Transcribe the records below exactly, leaving out any pictures.

Stored entries
···

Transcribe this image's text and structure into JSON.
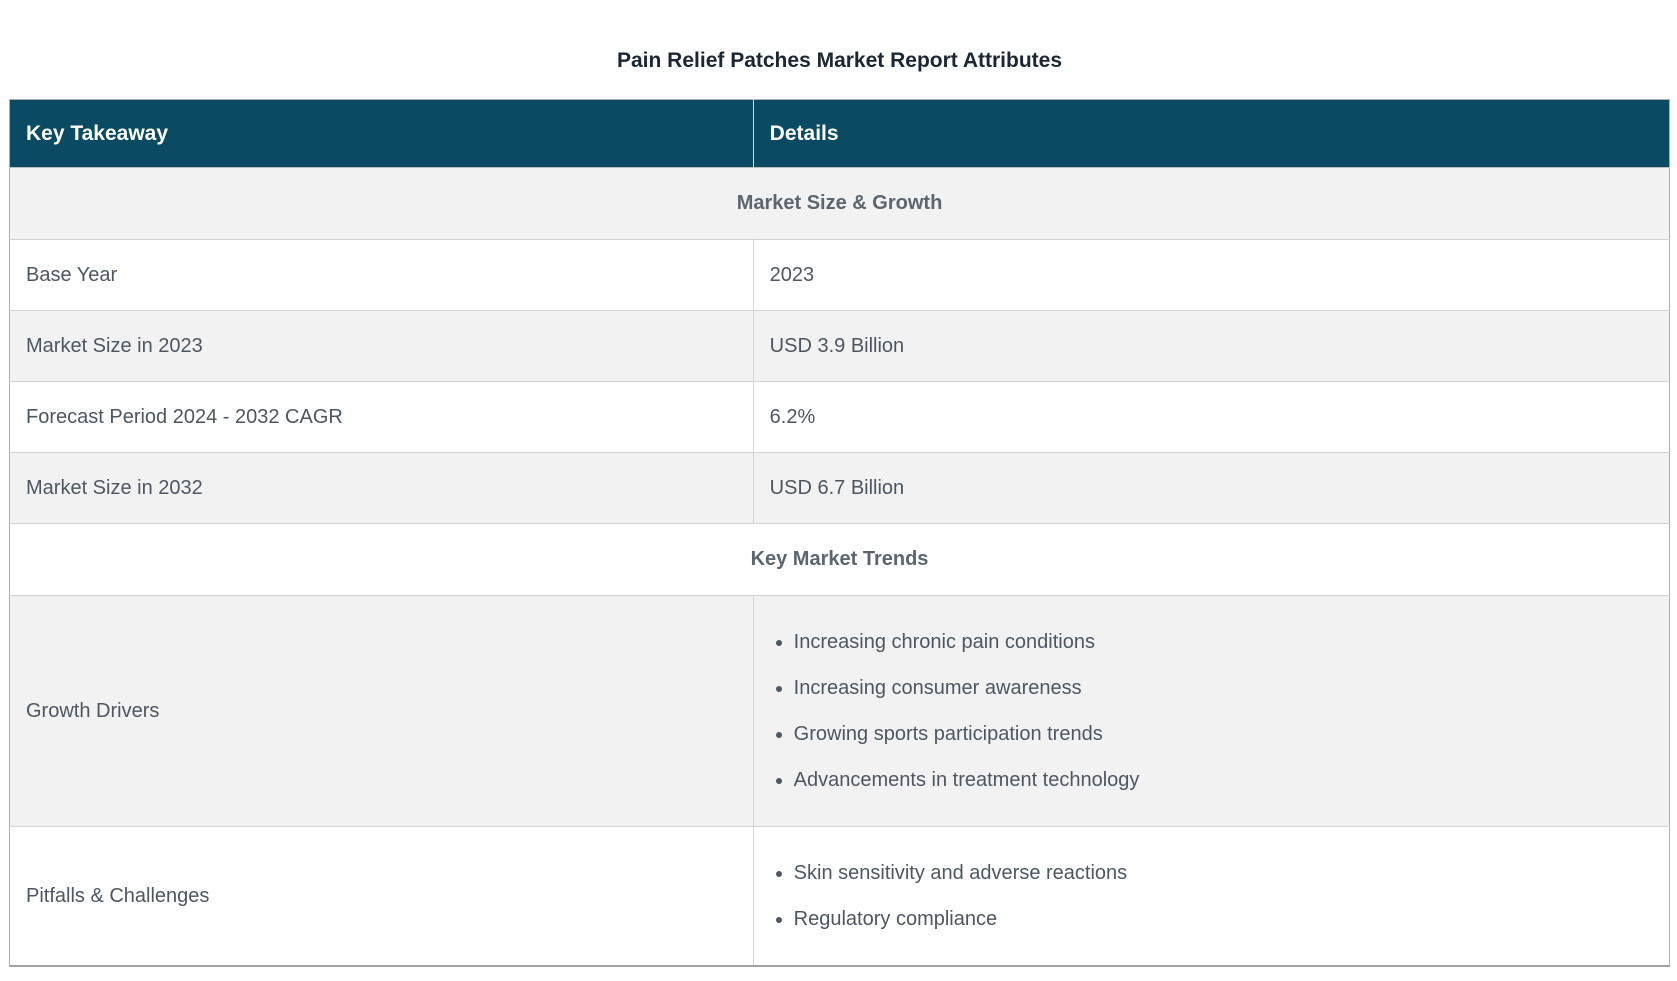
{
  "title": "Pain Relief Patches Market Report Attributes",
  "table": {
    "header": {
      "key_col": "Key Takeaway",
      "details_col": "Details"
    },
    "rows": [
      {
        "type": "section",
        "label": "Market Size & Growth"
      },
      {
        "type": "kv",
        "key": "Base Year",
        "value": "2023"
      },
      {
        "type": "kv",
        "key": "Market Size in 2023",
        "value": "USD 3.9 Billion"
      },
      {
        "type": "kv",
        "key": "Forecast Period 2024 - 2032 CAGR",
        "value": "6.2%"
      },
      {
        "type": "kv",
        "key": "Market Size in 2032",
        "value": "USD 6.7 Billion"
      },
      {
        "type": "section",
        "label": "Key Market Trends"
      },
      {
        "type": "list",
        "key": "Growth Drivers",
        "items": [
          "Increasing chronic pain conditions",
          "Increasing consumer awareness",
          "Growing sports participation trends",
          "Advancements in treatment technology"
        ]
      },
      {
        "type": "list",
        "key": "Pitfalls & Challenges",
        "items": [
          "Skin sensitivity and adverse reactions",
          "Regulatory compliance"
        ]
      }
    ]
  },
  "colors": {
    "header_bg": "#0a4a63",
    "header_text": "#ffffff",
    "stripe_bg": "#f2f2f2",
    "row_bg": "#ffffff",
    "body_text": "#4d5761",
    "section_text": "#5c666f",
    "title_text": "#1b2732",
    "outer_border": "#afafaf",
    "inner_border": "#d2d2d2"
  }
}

···

ANSWER TO THIS TASK>
Transcribe this image's text and structure into JSON.
{
  "title": "Pain Relief Patches Market Report Attributes",
  "table": {
    "header": {
      "key_col": "Key Takeaway",
      "details_col": "Details"
    },
    "rows": [
      {
        "type": "section",
        "label": "Market Size & Growth"
      },
      {
        "type": "kv",
        "key": "Base Year",
        "value": "2023"
      },
      {
        "type": "kv",
        "key": "Market Size in 2023",
        "value": "USD 3.9 Billion"
      },
      {
        "type": "kv",
        "key": "Forecast Period 2024 - 2032 CAGR",
        "value": "6.2%"
      },
      {
        "type": "kv",
        "key": "Market Size in 2032",
        "value": "USD 6.7 Billion"
      },
      {
        "type": "section",
        "label": "Key Market Trends"
      },
      {
        "type": "list",
        "key": "Growth Drivers",
        "items": [
          "Increasing chronic pain conditions",
          "Increasing consumer awareness",
          "Growing sports participation trends",
          "Advancements in treatment technology"
        ]
      },
      {
        "type": "list",
        "key": "Pitfalls & Challenges",
        "items": [
          "Skin sensitivity and adverse reactions",
          "Regulatory compliance"
        ]
      }
    ]
  },
  "colors": {
    "header_bg": "#0a4a63",
    "header_text": "#ffffff",
    "stripe_bg": "#f2f2f2",
    "row_bg": "#ffffff",
    "body_text": "#4d5761",
    "section_text": "#5c666f",
    "title_text": "#1b2732",
    "outer_border": "#afafaf",
    "inner_border": "#d2d2d2"
  }
}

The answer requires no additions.